• [Your goal]: Render every line of the items below as a numbered list. Skip blank lines and leave out the pictures.

• [Records for processing]:
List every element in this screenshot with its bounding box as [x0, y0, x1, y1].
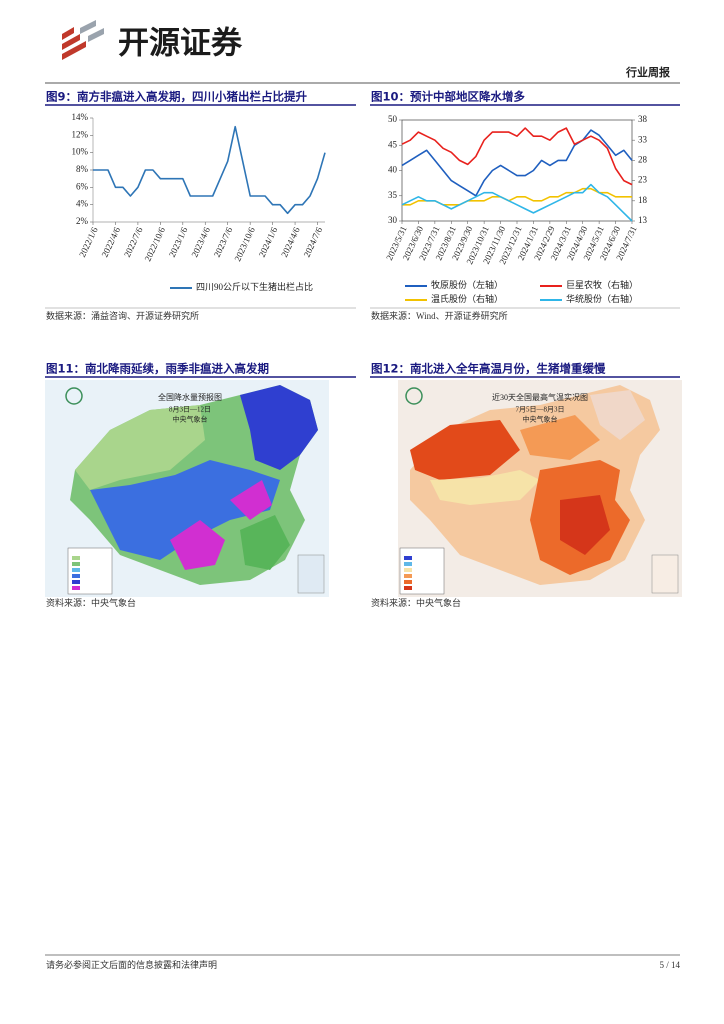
report-type: 行业周报 [625, 65, 671, 79]
y-tick-label: 2% [76, 216, 89, 226]
series-line [401, 129, 633, 197]
x-tick-label: 2023/4/6 [189, 225, 212, 259]
legend-label: 巨星农牧（右轴） [566, 279, 638, 290]
figure-title: 图11：南北降雨延续，雨季非瘟进入高发期 [46, 362, 269, 376]
y-tick-label: 50 [388, 114, 398, 124]
y-tick-label: 30 [388, 215, 398, 225]
y2-tick-label: 33 [638, 134, 648, 144]
y-tick-label: 10% [72, 147, 89, 157]
legend-label: 牧原股份（左轴） [431, 279, 503, 290]
logo [62, 20, 104, 60]
x-tick-label: 2022/1/6 [77, 225, 100, 259]
x-tick-label: 2023/1/6 [167, 225, 190, 259]
y-tick-label: 12% [72, 129, 89, 139]
map-date: 8月3日—12日 [169, 406, 211, 414]
series-line [401, 127, 633, 186]
source: 资料来源：中央气象台 [371, 597, 461, 608]
figure-title: 图10：预计中部地区降水增多 [371, 90, 526, 104]
x-tick-label: 2022/7/6 [122, 225, 145, 259]
y-tick-label: 14% [72, 112, 89, 122]
y2-tick-label: 13 [638, 215, 648, 225]
legend-label: 四川90公斤以下生猪出栏占比 [196, 281, 313, 292]
y2-tick-label: 23 [638, 175, 648, 185]
map-issuer: 中央气象台 [523, 415, 558, 424]
figure-title: 图9：南方非瘟进入高发期，四川小猪出栏占比提升 [46, 90, 307, 104]
legend-label: 华统股份（右轴） [566, 293, 638, 304]
x-tick-label: 2024/7/6 [302, 225, 325, 259]
x-tick-label: 2024/4/6 [279, 225, 302, 259]
precipitation-map [45, 380, 329, 597]
figure-title: 图12：南北进入全年高温月份，生猪增重缓慢 [371, 362, 606, 376]
source: 数据来源：涌益咨询、开源证券研究所 [46, 310, 199, 321]
page-number: 5 / 14 [659, 960, 680, 970]
legend-label: 温氏股份（右轴） [431, 293, 503, 304]
y2-tick-label: 18 [638, 195, 648, 205]
series-line [93, 125, 326, 215]
x-tick-label: 2022/4/6 [100, 225, 123, 259]
x-tick-label: 2023/10/6 [232, 225, 257, 263]
temperature-map [398, 380, 682, 597]
y-tick-label: 6% [76, 181, 89, 191]
y-tick-label: 40 [388, 165, 398, 175]
source: 数据来源：Wind、开源证券研究所 [371, 310, 508, 321]
map-title: 近30天全国最高气温实况图 [492, 392, 588, 402]
y-tick-label: 4% [76, 199, 89, 209]
y-tick-label: 8% [76, 164, 89, 174]
x-tick-label: 2024/1/6 [257, 225, 280, 259]
series-line [401, 183, 633, 222]
y-tick-label: 35 [388, 190, 398, 200]
y2-tick-label: 38 [638, 114, 648, 124]
map-title: 全国降水量预报图 [158, 392, 222, 402]
source: 资料来源：中央气象台 [46, 597, 136, 608]
disclaimer: 请务必参阅正文后面的信息披露和法律声明 [46, 959, 217, 970]
map-issuer: 中央气象台 [173, 415, 208, 424]
x-tick-label: 2022/10/6 [143, 225, 168, 263]
y2-tick-label: 28 [638, 154, 648, 164]
y-tick-label: 45 [388, 139, 398, 149]
map-date: 7月5日—8月3日 [516, 406, 565, 414]
brand: 开源证券 [118, 26, 243, 62]
x-tick-label: 2023/7/6 [212, 225, 235, 259]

• [Solution to this problem]:
1. List every element in this screenshot with its bounding box as [x0, y0, x1, y1].
2. report-type: 行业周报 [625, 65, 671, 79]
3. y-tick-label: 2% [76, 216, 89, 226]
4. series-line [401, 129, 633, 197]
5. x-tick-label: 2023/4/6 [189, 225, 212, 259]
6. legend-label: 巨星农牧（右轴） [566, 279, 638, 290]
7. figure-title: 图11：南北降雨延续，雨季非瘟进入高发期 [46, 362, 269, 376]
8. y-tick-label: 50 [388, 114, 398, 124]
9. y-tick-label: 30 [388, 215, 398, 225]
10. y2-tick-label: 33 [638, 134, 648, 144]
11. y-tick-label: 10% [72, 147, 89, 157]
12. legend-label: 牧原股份（左轴） [431, 279, 503, 290]
13. logo [62, 20, 104, 60]
14. x-tick-label: 2022/1/6 [77, 225, 100, 259]
15. x-tick-label: 2023/1/6 [167, 225, 190, 259]
16. y-tick-label: 12% [72, 129, 89, 139]
17. map-date: 8月3日—12日 [169, 406, 211, 414]
18. series-line [401, 127, 633, 186]
19. source: 资料来源：中央气象台 [371, 597, 461, 608]
20. figure-title: 图10：预计中部地区降水增多 [371, 90, 526, 104]
21. x-tick-label: 2022/7/6 [122, 225, 145, 259]
22. y-tick-label: 14% [72, 112, 89, 122]
23. y2-tick-label: 13 [638, 215, 648, 225]
24. legend-label: 四川90公斤以下生猪出栏占比 [196, 281, 313, 292]
25. y2-tick-label: 23 [638, 175, 648, 185]
26. map-issuer: 中央气象台 [523, 415, 558, 424]
27. figure-title: 图9：南方非瘟进入高发期，四川小猪出栏占比提升 [46, 90, 307, 104]
28. legend-label: 华统股份（右轴） [566, 293, 638, 304]
29. x-tick-label: 2024/7/6 [302, 225, 325, 259]
30. x-tick-label: 2024/4/6 [279, 225, 302, 259]
31. precipitation-map [45, 380, 329, 597]
32. figure-title: 图12：南北进入全年高温月份，生猪增重缓慢 [371, 362, 606, 376]
33. source: 数据来源：涌益咨询、开源证券研究所 [46, 310, 199, 321]
34. page-number: 5 / 14 [659, 960, 680, 970]
35. legend-label: 温氏股份（右轴） [431, 293, 503, 304]
36. y2-tick-label: 18 [638, 195, 648, 205]
37. series-line [93, 125, 326, 215]
38. x-tick-label: 2022/4/6 [100, 225, 123, 259]
39. x-tick-label: 2023/10/6 [232, 225, 257, 263]
40. temperature-map [398, 380, 682, 597]
41. y-tick-label: 6% [76, 181, 89, 191]
42. y-tick-label: 40 [388, 165, 398, 175]
43. source: 数据来源：Wind、开源证券研究所 [371, 310, 508, 321]
44. map-title: 近30天全国最高气温实况图 [492, 392, 588, 402]
45. y-tick-label: 4% [76, 199, 89, 209]
46. y-tick-label: 8% [76, 164, 89, 174]
47. x-tick-label: 2024/1/6 [257, 225, 280, 259]
48. series-line [401, 183, 633, 222]
49. y-tick-label: 35 [388, 190, 398, 200]
50. y2-tick-label: 38 [638, 114, 648, 124]
51. map-title: 全国降水量预报图 [158, 392, 222, 402]
52. source: 资料来源：中央气象台 [46, 597, 136, 608]
53. disclaimer: 请务必参阅正文后面的信息披露和法律声明 [46, 959, 217, 970]
54. map-issuer: 中央气象台 [173, 415, 208, 424]
55. x-tick-label: 2022/10/6 [143, 225, 168, 263]
56. y2-tick-label: 28 [638, 154, 648, 164]
57. y-tick-label: 45 [388, 139, 398, 149]
58. map-date: 7月5日—8月3日 [516, 406, 565, 414]
59. brand: 开源证券 [118, 26, 243, 62]
60. x-tick-label: 2023/7/6 [212, 225, 235, 259]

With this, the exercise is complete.